▶ Short exercise:
In the material below, find every line with "бюджета" and pull it out.

Dataset items
-=-=-

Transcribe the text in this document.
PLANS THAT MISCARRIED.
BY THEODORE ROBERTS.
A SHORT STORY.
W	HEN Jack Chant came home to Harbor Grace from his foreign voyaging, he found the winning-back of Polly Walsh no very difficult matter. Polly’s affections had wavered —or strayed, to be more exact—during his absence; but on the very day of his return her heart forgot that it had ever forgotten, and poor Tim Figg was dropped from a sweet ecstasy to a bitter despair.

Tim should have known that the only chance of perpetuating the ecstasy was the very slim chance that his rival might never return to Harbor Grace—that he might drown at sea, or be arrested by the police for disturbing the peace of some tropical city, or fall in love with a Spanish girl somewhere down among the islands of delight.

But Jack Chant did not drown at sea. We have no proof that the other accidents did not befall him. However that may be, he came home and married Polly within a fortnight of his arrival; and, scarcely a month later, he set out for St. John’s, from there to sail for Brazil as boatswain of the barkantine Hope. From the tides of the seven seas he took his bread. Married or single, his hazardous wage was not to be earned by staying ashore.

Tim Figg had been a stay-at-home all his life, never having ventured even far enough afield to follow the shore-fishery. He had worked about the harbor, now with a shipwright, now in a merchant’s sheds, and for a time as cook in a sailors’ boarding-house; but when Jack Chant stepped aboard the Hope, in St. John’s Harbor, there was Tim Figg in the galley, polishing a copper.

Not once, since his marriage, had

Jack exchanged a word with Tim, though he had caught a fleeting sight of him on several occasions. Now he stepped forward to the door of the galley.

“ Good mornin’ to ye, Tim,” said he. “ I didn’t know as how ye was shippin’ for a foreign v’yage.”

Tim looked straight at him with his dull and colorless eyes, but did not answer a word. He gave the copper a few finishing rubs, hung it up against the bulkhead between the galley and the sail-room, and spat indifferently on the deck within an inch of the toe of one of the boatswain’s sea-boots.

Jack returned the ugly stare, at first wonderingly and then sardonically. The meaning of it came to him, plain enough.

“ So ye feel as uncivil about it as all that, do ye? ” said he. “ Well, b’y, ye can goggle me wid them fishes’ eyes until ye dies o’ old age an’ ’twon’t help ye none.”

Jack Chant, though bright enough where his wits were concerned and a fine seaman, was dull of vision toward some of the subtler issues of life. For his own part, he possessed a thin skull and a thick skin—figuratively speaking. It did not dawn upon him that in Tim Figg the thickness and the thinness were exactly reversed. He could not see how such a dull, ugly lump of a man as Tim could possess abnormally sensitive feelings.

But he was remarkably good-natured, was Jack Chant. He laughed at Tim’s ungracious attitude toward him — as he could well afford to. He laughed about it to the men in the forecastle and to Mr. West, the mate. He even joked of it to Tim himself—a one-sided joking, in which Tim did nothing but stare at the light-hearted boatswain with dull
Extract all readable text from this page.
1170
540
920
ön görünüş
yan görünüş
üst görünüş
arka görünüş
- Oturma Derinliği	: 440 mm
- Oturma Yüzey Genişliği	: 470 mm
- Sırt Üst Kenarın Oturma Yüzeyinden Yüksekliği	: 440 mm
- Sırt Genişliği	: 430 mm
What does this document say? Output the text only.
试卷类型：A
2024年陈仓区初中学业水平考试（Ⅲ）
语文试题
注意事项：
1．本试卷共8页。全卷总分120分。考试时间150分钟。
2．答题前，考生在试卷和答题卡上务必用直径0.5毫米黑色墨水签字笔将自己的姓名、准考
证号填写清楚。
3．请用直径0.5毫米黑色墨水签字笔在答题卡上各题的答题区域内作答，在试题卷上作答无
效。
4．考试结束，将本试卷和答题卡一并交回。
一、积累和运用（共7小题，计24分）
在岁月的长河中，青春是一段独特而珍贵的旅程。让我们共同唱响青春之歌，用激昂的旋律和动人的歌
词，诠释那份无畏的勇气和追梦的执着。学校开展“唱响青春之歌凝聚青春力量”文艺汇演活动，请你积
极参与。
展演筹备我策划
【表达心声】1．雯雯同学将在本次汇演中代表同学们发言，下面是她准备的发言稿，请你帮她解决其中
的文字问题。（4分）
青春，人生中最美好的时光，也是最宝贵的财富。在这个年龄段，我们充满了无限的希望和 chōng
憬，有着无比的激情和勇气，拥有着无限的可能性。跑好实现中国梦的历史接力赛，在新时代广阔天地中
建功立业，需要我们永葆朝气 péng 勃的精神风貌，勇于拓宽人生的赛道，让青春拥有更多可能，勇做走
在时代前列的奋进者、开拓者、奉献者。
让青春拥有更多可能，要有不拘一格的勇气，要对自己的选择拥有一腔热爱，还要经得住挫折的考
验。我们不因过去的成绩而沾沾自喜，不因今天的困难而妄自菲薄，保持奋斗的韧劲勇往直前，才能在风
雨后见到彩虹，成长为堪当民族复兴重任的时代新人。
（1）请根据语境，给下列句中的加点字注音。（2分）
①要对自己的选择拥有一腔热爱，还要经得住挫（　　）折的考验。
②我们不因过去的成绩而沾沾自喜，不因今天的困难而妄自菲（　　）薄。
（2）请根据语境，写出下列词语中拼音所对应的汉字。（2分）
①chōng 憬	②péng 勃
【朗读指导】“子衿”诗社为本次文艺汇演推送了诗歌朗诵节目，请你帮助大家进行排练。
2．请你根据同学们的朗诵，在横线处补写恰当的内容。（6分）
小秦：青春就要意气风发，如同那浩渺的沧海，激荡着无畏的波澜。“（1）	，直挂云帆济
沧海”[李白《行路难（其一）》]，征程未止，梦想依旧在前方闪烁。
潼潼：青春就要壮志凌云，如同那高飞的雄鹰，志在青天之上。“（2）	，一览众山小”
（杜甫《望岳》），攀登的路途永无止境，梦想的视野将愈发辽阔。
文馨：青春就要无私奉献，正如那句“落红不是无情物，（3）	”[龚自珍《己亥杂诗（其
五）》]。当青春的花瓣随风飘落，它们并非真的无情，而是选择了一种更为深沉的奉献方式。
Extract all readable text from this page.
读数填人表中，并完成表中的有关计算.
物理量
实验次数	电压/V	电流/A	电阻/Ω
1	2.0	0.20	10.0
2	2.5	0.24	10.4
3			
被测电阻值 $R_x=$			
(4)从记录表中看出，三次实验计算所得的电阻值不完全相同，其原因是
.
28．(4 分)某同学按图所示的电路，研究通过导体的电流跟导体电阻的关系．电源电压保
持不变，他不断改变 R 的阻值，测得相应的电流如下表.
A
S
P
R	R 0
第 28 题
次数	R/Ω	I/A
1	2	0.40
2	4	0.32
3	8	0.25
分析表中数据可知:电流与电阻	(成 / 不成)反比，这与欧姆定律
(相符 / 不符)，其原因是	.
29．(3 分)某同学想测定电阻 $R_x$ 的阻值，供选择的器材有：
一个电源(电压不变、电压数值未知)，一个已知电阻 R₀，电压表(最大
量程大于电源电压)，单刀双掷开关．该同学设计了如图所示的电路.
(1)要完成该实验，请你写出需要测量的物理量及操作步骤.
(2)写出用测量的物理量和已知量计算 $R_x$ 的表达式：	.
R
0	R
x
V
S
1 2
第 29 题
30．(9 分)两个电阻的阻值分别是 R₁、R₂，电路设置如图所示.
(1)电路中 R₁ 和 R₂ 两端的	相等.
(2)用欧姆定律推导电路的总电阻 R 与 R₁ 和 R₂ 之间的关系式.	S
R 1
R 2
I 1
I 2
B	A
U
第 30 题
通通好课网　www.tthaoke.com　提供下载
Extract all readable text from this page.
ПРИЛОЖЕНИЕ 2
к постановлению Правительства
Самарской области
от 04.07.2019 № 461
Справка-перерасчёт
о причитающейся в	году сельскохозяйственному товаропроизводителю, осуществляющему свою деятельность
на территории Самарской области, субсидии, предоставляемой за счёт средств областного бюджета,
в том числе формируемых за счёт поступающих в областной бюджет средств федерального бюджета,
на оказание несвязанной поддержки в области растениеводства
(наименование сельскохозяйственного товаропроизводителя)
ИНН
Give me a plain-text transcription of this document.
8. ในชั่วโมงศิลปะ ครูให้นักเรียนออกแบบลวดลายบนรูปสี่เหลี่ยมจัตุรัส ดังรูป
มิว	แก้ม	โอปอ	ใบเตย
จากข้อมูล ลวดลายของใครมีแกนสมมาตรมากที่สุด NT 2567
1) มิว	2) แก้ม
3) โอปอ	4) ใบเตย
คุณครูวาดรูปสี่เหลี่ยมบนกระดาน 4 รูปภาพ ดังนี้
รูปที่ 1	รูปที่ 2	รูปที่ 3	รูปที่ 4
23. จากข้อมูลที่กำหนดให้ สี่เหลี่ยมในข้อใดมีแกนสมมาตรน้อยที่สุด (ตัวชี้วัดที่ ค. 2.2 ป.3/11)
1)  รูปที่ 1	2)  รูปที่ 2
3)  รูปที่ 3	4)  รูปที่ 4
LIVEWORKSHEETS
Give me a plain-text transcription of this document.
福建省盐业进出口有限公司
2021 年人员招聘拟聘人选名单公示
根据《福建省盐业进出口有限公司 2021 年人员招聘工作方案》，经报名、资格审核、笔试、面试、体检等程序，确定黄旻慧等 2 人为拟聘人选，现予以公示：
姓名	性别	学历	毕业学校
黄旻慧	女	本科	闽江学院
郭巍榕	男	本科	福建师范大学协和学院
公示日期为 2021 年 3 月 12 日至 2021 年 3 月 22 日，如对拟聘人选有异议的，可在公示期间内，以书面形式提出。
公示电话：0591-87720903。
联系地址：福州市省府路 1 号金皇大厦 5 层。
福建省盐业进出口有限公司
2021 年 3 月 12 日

-=-=-

▶ In response:
на территории Самарской области, субсидии, предоставляемой за счёт средств областного бюджета,
в том числе формируемых за счёт поступающих в областной бюджет средств федерального бюджета,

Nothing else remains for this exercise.